[Data excerpts]
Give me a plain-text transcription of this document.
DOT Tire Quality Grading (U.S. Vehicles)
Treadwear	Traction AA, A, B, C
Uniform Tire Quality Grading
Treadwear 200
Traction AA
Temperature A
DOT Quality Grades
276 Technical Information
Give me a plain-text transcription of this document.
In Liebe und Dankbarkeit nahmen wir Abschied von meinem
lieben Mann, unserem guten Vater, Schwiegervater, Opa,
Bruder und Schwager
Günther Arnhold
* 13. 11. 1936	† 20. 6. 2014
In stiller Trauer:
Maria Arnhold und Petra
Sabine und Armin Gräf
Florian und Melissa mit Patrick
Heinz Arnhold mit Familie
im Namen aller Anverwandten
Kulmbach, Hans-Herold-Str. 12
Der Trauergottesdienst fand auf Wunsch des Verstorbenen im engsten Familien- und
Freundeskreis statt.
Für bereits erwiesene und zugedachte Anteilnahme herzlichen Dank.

DESCRIPTION OF THE TASK. Count each line where the string "Traction" occurs, and write only the number.

TASK RESPONSE. 2